> [TEXT SEGMENT]
________________________

The second type of losing is making a mistake yourself.  No one has given you bad advice, you did something, and it did not work out.  Why does this happen?  It could simply be that you did know enough about what you wanted to do.  It could be that you did not have enough skill to do it.  It could be that you had bad timing.

This is the type of losing that winners seek out because you can learn and grow from it.  You can learn from getting bad advice too, but if your goal is continue to get advice, then you need to learn much less and get better at choosing advisers, as mentioned above.

If you are losing with a goal of getting better, then you can correct your mistakes and improve.  If you did know enough about the subject, then your goal would be to learn enough so that you will win at it eventually.  If you did not have the skill, you will need to deliberately practice and learn the skills required, put in the repetitions, as Arnold Schwarzenegger says, until you can win.  If your timing was bad and you did something at the wrong time, like bought or sold something, you would need to learn better timing.

Often these skills take a long time to acquire and that is why winners are content to “lose” until they are good enough to win.

The great thing about this type of losing is that correcting it is learnable.  Also, you are doing it yourself, so you do not have anyone to blame and no one took advantage of you. 

As you can see, losing on your own terms, with the goal of winning, is much better than losing when someone gives you bad advice.

________________________

> [INFORMATION PROVIDED]
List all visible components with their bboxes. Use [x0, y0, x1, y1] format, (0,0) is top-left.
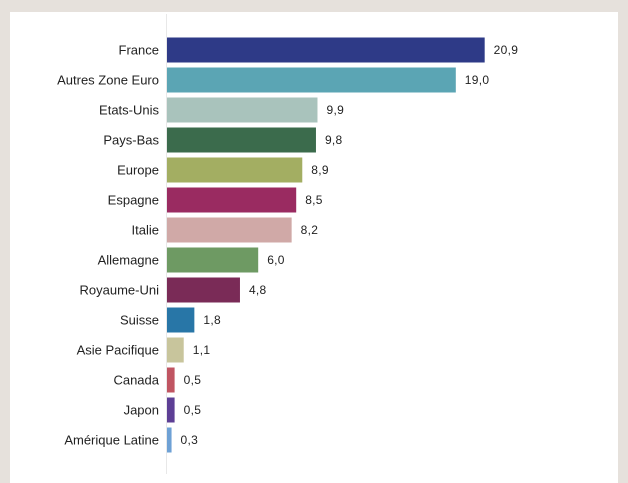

________________________

> [WRITTEN EXERCISE A]
From the text on losing through your own mistakes, write out the passage between "Often these skills" and "you bad advice.", inclusive.
> [WRITTEN EXERCISE B]
Does the text on losing through your own mistakes agree with each statement below? Answer yes or no for each, and quote the deciding words of the text. (i) Winners seek out the type of losing that comes from making a mistake yourself. (ii) The advice to put in the repetitions is attributed to Arnold Schwarzenegger. (iii) This type of losing leaves you with someone else to blame.

> [WRITTEN SOLUTION A]
Often these skills take a long time to acquire and that is why winners are content to “lose” until they are good enough to win.

The great thing about this type of losing is that correcting it is learnable.  Also, you are doing it yourself, so you do not have anyone to blame and no one took advantage of you. 

As you can see, losing on your own terms, with the goal of winning, is much better than losing when someone gives you bad advice.

> [WRITTEN SOLUTION B]
(i) Yes: "This is the type of losing that winners seek out because you can learn and grow from it."
(ii) Yes: "put in the repetitions, as Arnold Schwarzenegger says, until you can win."
(iii) No: "you are doing it yourself, so you do not have anyone to blame and no one took advantage of you."